RECORDS PROVIDED

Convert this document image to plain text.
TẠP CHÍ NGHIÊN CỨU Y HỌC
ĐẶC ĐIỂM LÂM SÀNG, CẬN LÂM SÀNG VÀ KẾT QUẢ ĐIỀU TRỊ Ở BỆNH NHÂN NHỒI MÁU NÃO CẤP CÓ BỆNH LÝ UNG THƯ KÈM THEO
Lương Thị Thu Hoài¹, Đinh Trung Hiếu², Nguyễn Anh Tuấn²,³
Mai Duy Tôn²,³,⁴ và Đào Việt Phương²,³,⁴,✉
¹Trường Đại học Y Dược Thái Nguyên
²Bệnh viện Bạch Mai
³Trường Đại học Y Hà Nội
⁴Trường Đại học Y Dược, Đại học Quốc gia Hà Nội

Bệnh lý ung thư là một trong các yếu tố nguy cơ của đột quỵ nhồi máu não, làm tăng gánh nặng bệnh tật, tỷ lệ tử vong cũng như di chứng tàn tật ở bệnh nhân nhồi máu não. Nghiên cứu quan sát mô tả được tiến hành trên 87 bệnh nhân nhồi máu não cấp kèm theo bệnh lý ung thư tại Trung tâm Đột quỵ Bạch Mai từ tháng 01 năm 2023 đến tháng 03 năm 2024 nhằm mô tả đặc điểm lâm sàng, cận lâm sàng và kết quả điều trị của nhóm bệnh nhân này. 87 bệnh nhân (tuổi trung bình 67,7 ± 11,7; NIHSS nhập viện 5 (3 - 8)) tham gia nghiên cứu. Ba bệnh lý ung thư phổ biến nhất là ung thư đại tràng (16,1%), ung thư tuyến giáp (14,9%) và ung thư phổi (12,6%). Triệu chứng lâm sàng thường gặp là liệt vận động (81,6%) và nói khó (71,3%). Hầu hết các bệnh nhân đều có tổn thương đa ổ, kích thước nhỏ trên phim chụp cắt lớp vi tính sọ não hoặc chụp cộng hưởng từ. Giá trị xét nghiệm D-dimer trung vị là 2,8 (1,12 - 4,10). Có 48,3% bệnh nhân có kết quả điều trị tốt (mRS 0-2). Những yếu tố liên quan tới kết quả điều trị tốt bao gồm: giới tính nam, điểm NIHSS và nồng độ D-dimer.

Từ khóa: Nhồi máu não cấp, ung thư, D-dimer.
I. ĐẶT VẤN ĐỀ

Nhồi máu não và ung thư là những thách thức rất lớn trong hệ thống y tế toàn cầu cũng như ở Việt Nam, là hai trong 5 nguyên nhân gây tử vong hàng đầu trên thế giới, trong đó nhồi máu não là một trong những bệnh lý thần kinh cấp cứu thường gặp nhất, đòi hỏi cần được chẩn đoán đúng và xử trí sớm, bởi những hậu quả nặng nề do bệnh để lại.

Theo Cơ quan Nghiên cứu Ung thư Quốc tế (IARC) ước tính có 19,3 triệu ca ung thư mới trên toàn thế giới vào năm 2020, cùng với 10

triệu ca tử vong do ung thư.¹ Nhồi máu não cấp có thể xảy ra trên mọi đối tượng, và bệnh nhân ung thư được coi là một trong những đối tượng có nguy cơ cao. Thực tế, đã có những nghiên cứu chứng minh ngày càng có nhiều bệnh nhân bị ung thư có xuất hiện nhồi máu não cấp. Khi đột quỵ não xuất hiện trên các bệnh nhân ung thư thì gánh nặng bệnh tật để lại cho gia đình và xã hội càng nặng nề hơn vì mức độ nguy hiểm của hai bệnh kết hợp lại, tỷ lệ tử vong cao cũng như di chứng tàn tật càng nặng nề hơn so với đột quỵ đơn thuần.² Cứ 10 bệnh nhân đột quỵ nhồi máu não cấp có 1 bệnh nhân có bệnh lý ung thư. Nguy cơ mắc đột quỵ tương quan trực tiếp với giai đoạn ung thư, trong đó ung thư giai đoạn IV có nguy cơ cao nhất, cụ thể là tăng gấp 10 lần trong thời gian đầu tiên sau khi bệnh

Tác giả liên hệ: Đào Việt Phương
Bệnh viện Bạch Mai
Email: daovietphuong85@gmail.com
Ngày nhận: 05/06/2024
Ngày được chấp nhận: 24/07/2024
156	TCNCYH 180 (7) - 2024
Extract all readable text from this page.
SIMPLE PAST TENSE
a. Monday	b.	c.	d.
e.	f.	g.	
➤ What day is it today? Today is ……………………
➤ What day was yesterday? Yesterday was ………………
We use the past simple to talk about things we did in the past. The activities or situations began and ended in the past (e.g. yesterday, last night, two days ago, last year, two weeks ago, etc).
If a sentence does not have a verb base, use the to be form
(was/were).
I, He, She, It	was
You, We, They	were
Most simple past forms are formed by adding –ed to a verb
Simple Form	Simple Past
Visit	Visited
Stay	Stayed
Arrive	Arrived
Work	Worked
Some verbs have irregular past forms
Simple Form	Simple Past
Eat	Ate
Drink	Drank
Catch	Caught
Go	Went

PROBLEM DESCRIPTION
Print out all the entries precisely as written.

ANSWER TO THE EXERCISE
Convert this document image to plain text.
TẠP CHÍ NGHIÊN CỨU Y HỌC
ĐẶC ĐIỂM LÂM SÀNG, CẬN LÂM SÀNG VÀ KẾT QUẢ ĐIỀU TRỊ Ở BỆNH NHÂN NHỒI MÁU NÃO CẤP CÓ BỆNH LÝ UNG THƯ KÈM THEO
Lương Thị Thu Hoài¹, Đinh Trung Hiếu², Nguyễn Anh Tuấn²,³
Mai Duy Tôn²,³,⁴ và Đào Việt Phương²,³,⁴,✉
¹Trường Đại học Y Dược Thái Nguyên
²Bệnh viện Bạch Mai
³Trường Đại học Y Hà Nội
⁴Trường Đại học Y Dược, Đại học Quốc gia Hà Nội

Bệnh lý ung thư là một trong các yếu tố nguy cơ của đột quỵ nhồi máu não, làm tăng gánh nặng bệnh tật, tỷ lệ tử vong cũng như di chứng tàn tật ở bệnh nhân nhồi máu não. Nghiên cứu quan sát mô tả được tiến hành trên 87 bệnh nhân nhồi máu não cấp kèm theo bệnh lý ung thư tại Trung tâm Đột quỵ Bạch Mai từ tháng 01 năm 2023 đến tháng 03 năm 2024 nhằm mô tả đặc điểm lâm sàng, cận lâm sàng và kết quả điều trị của nhóm bệnh nhân này. 87 bệnh nhân (tuổi trung bình 67,7 ± 11,7; NIHSS nhập viện 5 (3 - 8)) tham gia nghiên cứu. Ba bệnh lý ung thư phổ biến nhất là ung thư đại tràng (16,1%), ung thư tuyến giáp (14,9%) và ung thư phổi (12,6%). Triệu chứng lâm sàng thường gặp là liệt vận động (81,6%) và nói khó (71,3%). Hầu hết các bệnh nhân đều có tổn thương đa ổ, kích thước nhỏ trên phim chụp cắt lớp vi tính sọ não hoặc chụp cộng hưởng từ. Giá trị xét nghiệm D-dimer trung vị là 2,8 (1,12 - 4,10). Có 48,3% bệnh nhân có kết quả điều trị tốt (mRS 0-2). Những yếu tố liên quan tới kết quả điều trị tốt bao gồm: giới tính nam, điểm NIHSS và nồng độ D-dimer.

Từ khóa: Nhồi máu não cấp, ung thư, D-dimer.
I. ĐẶT VẤN ĐỀ

Nhồi máu não và ung thư là những thách thức rất lớn trong hệ thống y tế toàn cầu cũng như ở Việt Nam, là hai trong 5 nguyên nhân gây tử vong hàng đầu trên thế giới, trong đó nhồi máu não là một trong những bệnh lý thần kinh cấp cứu thường gặp nhất, đòi hỏi cần được chẩn đoán đúng và xử trí sớm, bởi những hậu quả nặng nề do bệnh để lại.

Theo Cơ quan Nghiên cứu Ung thư Quốc tế (IARC) ước tính có 19,3 triệu ca ung thư mới trên toàn thế giới vào năm 2020, cùng với 10

triệu ca tử vong do ung thư.¹ Nhồi máu não cấp có thể xảy ra trên mọi đối tượng, và bệnh nhân ung thư được coi là một trong những đối tượng có nguy cơ cao. Thực tế, đã có những nghiên cứu chứng minh ngày càng có nhiều bệnh nhân bị ung thư có xuất hiện nhồi máu não cấp. Khi đột quỵ não xuất hiện trên các bệnh nhân ung thư thì gánh nặng bệnh tật để lại cho gia đình và xã hội càng nặng nề hơn vì mức độ nguy hiểm của hai bệnh kết hợp lại, tỷ lệ tử vong cao cũng như di chứng tàn tật càng nặng nề hơn so với đột quỵ đơn thuần.² Cứ 10 bệnh nhân đột quỵ nhồi máu não cấp có 1 bệnh nhân có bệnh lý ung thư. Nguy cơ mắc đột quỵ tương quan trực tiếp với giai đoạn ung thư, trong đó ung thư giai đoạn IV có nguy cơ cao nhất, cụ thể là tăng gấp 10 lần trong thời gian đầu tiên sau khi bệnh

Tác giả liên hệ: Đào Việt Phương
Bệnh viện Bạch Mai
Email: daovietphuong85@gmail.com
Ngày nhận: 05/06/2024
Ngày được chấp nhận: 24/07/2024
156	TCNCYH 180 (7) - 2024
Extract all readable text from this page.
SIMPLE PAST TENSE
a. Monday	b.	c.	d.
e.	f.	g.	
➤ What day is it today? Today is ……………………
➤ What day was yesterday? Yesterday was ………………
We use the past simple to talk about things we did in the past. The activities or situations began and ended in the past (e.g. yesterday, last night, two days ago, last year, two weeks ago, etc).
If a sentence does not have a verb base, use the to be form
(was/were).
I, He, She, It	was
You, We, They	were
Most simple past forms are formed by adding –ed to a verb
Simple Form	Simple Past
Visit	Visited
Stay	Stayed
Arrive	Arrived
Work	Worked
Some verbs have irregular past forms
Simple Form	Simple Past
Eat	Ate
Drink	Drank
Catch	Caught
Go	Went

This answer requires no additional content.